* _DIRECTIONS_
Could you quote, exactly as they stand, the lines running from the one with "OCR this image." to the final line of the material?

* _EXERCISE MATERIALS_
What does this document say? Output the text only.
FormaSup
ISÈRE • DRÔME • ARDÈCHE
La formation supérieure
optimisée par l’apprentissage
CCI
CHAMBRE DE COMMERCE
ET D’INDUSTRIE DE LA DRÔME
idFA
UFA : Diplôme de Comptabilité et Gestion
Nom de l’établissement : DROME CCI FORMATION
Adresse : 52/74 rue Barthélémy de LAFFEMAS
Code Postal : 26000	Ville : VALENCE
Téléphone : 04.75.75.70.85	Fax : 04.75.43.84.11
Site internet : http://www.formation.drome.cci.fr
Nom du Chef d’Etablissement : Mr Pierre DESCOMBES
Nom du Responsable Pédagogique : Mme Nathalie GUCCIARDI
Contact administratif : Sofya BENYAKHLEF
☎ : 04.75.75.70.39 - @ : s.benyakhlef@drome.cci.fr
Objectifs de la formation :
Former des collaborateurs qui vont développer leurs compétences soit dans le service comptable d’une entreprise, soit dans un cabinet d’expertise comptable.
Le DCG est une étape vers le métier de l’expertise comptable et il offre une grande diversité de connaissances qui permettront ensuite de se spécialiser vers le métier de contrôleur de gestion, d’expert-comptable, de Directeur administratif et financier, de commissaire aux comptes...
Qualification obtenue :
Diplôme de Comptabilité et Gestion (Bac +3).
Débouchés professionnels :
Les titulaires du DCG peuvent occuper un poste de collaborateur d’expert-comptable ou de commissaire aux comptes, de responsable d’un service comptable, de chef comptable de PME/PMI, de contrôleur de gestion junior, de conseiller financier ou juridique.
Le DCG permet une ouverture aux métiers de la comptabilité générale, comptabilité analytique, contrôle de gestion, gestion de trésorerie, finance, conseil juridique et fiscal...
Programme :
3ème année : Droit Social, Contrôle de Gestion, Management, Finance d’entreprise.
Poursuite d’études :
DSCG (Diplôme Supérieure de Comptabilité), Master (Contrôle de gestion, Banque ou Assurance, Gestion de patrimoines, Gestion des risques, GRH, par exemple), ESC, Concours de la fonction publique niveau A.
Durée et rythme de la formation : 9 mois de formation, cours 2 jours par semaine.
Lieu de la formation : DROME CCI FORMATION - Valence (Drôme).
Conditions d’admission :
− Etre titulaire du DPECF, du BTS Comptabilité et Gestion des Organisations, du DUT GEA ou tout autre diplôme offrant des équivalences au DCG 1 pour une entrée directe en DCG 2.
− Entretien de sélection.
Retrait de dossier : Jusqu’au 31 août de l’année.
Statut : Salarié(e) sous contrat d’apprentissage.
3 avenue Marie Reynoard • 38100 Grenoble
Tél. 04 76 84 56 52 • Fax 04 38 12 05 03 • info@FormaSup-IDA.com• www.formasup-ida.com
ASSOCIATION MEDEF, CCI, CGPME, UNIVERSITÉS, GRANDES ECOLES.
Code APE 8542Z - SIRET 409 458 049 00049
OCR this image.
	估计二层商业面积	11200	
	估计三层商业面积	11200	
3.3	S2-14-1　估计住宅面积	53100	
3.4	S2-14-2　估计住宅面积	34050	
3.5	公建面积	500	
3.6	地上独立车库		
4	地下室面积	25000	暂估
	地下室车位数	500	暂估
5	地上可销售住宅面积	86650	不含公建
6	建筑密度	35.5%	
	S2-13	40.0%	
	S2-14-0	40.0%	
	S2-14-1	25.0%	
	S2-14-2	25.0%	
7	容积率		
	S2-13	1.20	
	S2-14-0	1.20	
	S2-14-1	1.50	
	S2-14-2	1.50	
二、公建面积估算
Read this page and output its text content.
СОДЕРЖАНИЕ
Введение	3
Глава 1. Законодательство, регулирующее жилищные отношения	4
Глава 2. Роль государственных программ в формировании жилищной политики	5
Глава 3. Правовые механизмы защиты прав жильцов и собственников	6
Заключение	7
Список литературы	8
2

* _ANSWER BELOW_
OCR this image.
	估计二层商业面积	11200	
	估计三层商业面积	11200	
3.3	S2-14-1　估计住宅面积	53100	
3.4	S2-14-2　估计住宅面积	34050	
3.5	公建面积	500	
3.6	地上独立车库		
4	地下室面积	25000	暂估
	地下室车位数	500	暂估
5	地上可销售住宅面积	86650	不含公建
6	建筑密度	35.5%	
	S2-13	40.0%	
	S2-14-0	40.0%	
	S2-14-1	25.0%	
	S2-14-2	25.0%	
7	容积率		
	S2-13	1.20	
	S2-14-0	1.20	
	S2-14-1	1.50	
	S2-14-2	1.50	
二、公建面积估算
Read this page and output its text content.
СОДЕРЖАНИЕ
Введение	3
Глава 1. Законодательство, регулирующее жилищные отношения	4
Глава 2. Роль государственных программ в формировании жилищной политики	5
Глава 3. Правовые механизмы защиты прав жильцов и собственников	6
Заключение	7
Список литературы	8
2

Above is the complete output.